= SUPPLIED DATA =
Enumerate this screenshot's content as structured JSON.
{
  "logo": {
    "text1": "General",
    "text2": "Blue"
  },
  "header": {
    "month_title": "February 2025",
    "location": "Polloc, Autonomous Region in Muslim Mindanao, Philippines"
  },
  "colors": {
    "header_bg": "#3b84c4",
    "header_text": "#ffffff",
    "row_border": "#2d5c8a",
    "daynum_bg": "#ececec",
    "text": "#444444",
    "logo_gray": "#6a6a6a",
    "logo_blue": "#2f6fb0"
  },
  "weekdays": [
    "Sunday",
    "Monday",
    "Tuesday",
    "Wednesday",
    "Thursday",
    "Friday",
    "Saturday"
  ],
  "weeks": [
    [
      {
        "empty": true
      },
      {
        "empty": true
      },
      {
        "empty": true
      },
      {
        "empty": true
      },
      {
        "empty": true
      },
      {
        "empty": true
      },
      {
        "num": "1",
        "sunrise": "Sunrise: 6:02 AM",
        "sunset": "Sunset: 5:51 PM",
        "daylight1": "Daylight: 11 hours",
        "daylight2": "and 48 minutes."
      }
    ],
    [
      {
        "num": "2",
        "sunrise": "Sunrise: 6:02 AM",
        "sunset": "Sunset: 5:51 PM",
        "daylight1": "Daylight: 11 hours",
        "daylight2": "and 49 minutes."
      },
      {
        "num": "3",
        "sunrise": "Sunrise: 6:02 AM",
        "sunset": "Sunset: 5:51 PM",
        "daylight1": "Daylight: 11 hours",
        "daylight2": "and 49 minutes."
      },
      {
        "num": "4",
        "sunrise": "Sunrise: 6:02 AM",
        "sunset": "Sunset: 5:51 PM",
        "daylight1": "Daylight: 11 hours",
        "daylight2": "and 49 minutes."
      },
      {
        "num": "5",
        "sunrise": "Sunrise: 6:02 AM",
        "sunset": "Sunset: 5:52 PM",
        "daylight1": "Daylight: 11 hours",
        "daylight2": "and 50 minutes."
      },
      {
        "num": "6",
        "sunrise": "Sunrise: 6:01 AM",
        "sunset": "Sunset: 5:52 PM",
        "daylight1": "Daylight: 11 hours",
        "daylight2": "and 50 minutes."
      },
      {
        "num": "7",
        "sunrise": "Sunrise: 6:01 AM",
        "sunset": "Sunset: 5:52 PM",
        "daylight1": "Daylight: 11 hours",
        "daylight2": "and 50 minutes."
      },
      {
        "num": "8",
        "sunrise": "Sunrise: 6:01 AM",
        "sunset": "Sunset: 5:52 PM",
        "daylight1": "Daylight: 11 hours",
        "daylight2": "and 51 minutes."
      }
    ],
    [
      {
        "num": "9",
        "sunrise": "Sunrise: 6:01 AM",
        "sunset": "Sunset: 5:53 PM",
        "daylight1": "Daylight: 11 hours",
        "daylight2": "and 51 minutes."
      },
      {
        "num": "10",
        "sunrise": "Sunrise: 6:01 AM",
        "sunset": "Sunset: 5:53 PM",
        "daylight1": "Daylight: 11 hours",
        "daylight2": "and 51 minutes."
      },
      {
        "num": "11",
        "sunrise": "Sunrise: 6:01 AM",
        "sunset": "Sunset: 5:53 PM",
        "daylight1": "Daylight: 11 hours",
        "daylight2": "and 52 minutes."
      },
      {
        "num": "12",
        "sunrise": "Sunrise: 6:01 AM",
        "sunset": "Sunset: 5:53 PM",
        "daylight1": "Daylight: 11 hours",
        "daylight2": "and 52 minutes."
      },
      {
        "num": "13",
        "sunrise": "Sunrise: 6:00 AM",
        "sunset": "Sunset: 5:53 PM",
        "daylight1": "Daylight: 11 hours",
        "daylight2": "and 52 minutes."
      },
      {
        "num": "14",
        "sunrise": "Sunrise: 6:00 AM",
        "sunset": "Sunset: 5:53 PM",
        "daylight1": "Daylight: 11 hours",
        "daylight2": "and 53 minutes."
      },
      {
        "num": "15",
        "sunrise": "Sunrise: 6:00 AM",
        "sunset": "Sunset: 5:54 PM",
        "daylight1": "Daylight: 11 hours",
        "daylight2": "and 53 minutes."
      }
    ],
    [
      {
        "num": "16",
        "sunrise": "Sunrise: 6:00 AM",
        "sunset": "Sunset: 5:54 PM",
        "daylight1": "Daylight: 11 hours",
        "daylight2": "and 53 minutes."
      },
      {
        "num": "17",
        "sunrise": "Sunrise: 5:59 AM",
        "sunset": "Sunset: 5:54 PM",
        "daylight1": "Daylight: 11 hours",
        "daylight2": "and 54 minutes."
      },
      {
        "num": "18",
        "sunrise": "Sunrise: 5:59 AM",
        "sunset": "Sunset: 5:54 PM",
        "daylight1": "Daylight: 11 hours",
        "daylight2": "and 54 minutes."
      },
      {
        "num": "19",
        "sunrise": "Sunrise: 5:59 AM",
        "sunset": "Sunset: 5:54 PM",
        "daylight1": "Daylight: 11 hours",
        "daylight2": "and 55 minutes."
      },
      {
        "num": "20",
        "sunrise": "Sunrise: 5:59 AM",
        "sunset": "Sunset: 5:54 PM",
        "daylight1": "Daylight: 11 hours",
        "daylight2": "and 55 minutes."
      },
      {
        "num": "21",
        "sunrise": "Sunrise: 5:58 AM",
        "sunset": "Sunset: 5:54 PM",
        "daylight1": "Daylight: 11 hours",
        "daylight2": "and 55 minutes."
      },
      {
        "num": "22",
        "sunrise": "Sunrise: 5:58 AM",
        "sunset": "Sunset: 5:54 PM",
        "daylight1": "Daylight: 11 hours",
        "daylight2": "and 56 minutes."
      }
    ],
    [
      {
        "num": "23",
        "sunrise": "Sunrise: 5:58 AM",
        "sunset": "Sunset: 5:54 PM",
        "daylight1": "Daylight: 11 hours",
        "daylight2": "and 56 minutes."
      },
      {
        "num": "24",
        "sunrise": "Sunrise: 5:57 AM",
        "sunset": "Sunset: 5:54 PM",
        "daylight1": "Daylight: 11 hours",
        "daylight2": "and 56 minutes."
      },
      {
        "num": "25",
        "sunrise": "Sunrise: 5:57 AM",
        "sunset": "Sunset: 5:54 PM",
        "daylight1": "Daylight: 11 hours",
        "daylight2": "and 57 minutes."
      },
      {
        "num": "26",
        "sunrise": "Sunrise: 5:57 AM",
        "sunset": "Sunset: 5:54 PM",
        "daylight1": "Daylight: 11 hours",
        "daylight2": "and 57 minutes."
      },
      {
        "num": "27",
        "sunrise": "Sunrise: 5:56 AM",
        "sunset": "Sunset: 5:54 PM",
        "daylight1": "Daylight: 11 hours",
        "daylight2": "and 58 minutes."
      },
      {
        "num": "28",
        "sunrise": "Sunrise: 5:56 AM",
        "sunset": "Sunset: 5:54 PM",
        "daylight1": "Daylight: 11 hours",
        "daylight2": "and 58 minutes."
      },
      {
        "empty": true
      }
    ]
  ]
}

= INSTRUCTIONS FOR THE TASK =
Make an exact copy of the records.

= TASK RESULT =
Enumerate this screenshot's content as structured JSON.
{
  "logo": {
    "text1": "General",
    "text2": "Blue"
  },
  "header": {
    "month_title": "February 2025",
    "location": "Polloc, Autonomous Region in Muslim Mindanao, Philippines"
  },
  "colors": {
    "header_bg": "#3b84c4",
    "header_text": "#ffffff",
    "row_border": "#2d5c8a",
    "daynum_bg": "#ececec",
    "text": "#444444",
    "logo_gray": "#6a6a6a",
    "logo_blue": "#2f6fb0"
  },
  "weekdays": [
    "Sunday",
    "Monday",
    "Tuesday",
    "Wednesday",
    "Thursday",
    "Friday",
    "Saturday"
  ],
  "weeks": [
    [
      {
        "empty": true
      },
      {
        "empty": true
      },
      {
        "empty": true
      },
      {
        "empty": true
      },
      {
        "empty": true
      },
      {
        "empty": true
      },
      {
        "num": "1",
        "sunrise": "Sunrise: 6:02 AM",
        "sunset": "Sunset: 5:51 PM",
        "daylight1": "Daylight: 11 hours",
        "daylight2": "and 48 minutes."
      }
    ],
    [
      {
        "num": "2",
        "sunrise": "Sunrise: 6:02 AM",
        "sunset": "Sunset: 5:51 PM",
        "daylight1": "Daylight: 11 hours",
        "daylight2": "and 49 minutes."
      },
      {
        "num": "3",
        "sunrise": "Sunrise: 6:02 AM",
        "sunset": "Sunset: 5:51 PM",
        "daylight1": "Daylight: 11 hours",
        "daylight2": "and 49 minutes."
      },
      {
        "num": "4",
        "sunrise": "Sunrise: 6:02 AM",
        "sunset": "Sunset: 5:51 PM",
        "daylight1": "Daylight: 11 hours",
        "daylight2": "and 49 minutes."
      },
      {
        "num": "5",
        "sunrise": "Sunrise: 6:02 AM",
        "sunset": "Sunset: 5:52 PM",
        "daylight1": "Daylight: 11 hours",
        "daylight2": "and 50 minutes."
      },
      {
        "num": "6",
        "sunrise": "Sunrise: 6:01 AM",
        "sunset": "Sunset: 5:52 PM",
        "daylight1": "Daylight: 11 hours",
        "daylight2": "and 50 minutes."
      },
      {
        "num": "7",
        "sunrise": "Sunrise: 6:01 AM",
        "sunset": "Sunset: 5:52 PM",
        "daylight1": "Daylight: 11 hours",
        "daylight2": "and 50 minutes."
      },
      {
        "num": "8",
        "sunrise": "Sunrise: 6:01 AM",
        "sunset": "Sunset: 5:52 PM",
        "daylight1": "Daylight: 11 hours",
        "daylight2": "and 51 minutes."
      }
    ],
    [
      {
        "num": "9",
        "sunrise": "Sunrise: 6:01 AM",
        "sunset": "Sunset: 5:53 PM",
        "daylight1": "Daylight: 11 hours",
        "daylight2": "and 51 minutes."
      },
      {
        "num": "10",
        "sunrise": "Sunrise: 6:01 AM",
        "sunset": "Sunset: 5:53 PM",
        "daylight1": "Daylight: 11 hours",
        "daylight2": "and 51 minutes."
      },
      {
        "num": "11",
        "sunrise": "Sunrise: 6:01 AM",
        "sunset": "Sunset: 5:53 PM",
        "daylight1": "Daylight: 11 hours",
        "daylight2": "and 52 minutes."
      },
      {
        "num": "12",
        "sunrise": "Sunrise: 6:01 AM",
        "sunset": "Sunset: 5:53 PM",
        "daylight1": "Daylight: 11 hours",
        "daylight2": "and 52 minutes."
      },
      {
        "num": "13",
        "sunrise": "Sunrise: 6:00 AM",
        "sunset": "Sunset: 5:53 PM",
        "daylight1": "Daylight: 11 hours",
        "daylight2": "and 52 minutes."
      },
      {
        "num": "14",
        "sunrise": "Sunrise: 6:00 AM",
        "sunset": "Sunset: 5:53 PM",
        "daylight1": "Daylight: 11 hours",
        "daylight2": "and 53 minutes."
      },
      {
        "num": "15",
        "sunrise": "Sunrise: 6:00 AM",
        "sunset": "Sunset: 5:54 PM",
        "daylight1": "Daylight: 11 hours",
        "daylight2": "and 53 minutes."
      }
    ],
    [
      {
        "num": "16",
        "sunrise": "Sunrise: 6:00 AM",
        "sunset": "Sunset: 5:54 PM",
        "daylight1": "Daylight: 11 hours",
        "daylight2": "and 53 minutes."
      },
      {
        "num": "17",
        "sunrise": "Sunrise: 5:59 AM",
        "sunset": "Sunset: 5:54 PM",
        "daylight1": "Daylight: 11 hours",
        "daylight2": "and 54 minutes."
      },
      {
        "num": "18",
        "sunrise": "Sunrise: 5:59 AM",
        "sunset": "Sunset: 5:54 PM",
        "daylight1": "Daylight: 11 hours",
        "daylight2": "and 54 minutes."
      },
      {
        "num": "19",
        "sunrise": "Sunrise: 5:59 AM",
        "sunset": "Sunset: 5:54 PM",
        "daylight1": "Daylight: 11 hours",
        "daylight2": "and 55 minutes."
      },
      {
        "num": "20",
        "sunrise": "Sunrise: 5:59 AM",
        "sunset": "Sunset: 5:54 PM",
        "daylight1": "Daylight: 11 hours",
        "daylight2": "and 55 minutes."
      },
      {
        "num": "21",
        "sunrise": "Sunrise: 5:58 AM",
        "sunset": "Sunset: 5:54 PM",
        "daylight1": "Daylight: 11 hours",
        "daylight2": "and 55 minutes."
      },
      {
        "num": "22",
        "sunrise": "Sunrise: 5:58 AM",
        "sunset": "Sunset: 5:54 PM",
        "daylight1": "Daylight: 11 hours",
        "daylight2": "and 56 minutes."
      }
    ],
    [
      {
        "num": "23",
        "sunrise": "Sunrise: 5:58 AM",
        "sunset": "Sunset: 5:54 PM",
        "daylight1": "Daylight: 11 hours",
        "daylight2": "and 56 minutes."
      },
      {
        "num": "24",
        "sunrise": "Sunrise: 5:57 AM",
        "sunset": "Sunset: 5:54 PM",
        "daylight1": "Daylight: 11 hours",
        "daylight2": "and 56 minutes."
      },
      {
        "num": "25",
        "sunrise": "Sunrise: 5:57 AM",
        "sunset": "Sunset: 5:54 PM",
        "daylight1": "Daylight: 11 hours",
        "daylight2": "and 57 minutes."
      },
      {
        "num": "26",
        "sunrise": "Sunrise: 5:57 AM",
        "sunset": "Sunset: 5:54 PM",
        "daylight1": "Daylight: 11 hours",
        "daylight2": "and 57 minutes."
      },
      {
        "num": "27",
        "sunrise": "Sunrise: 5:56 AM",
        "sunset": "Sunset: 5:54 PM",
        "daylight1": "Daylight: 11 hours",
        "daylight2": "and 58 minutes."
      },
      {
        "num": "28",
        "sunrise": "Sunrise: 5:56 AM",
        "sunset": "Sunset: 5:54 PM",
        "daylight1": "Daylight: 11 hours",
        "daylight2": "and 58 minutes."
      },
      {
        "empty": true
      }
    ]
  ]
}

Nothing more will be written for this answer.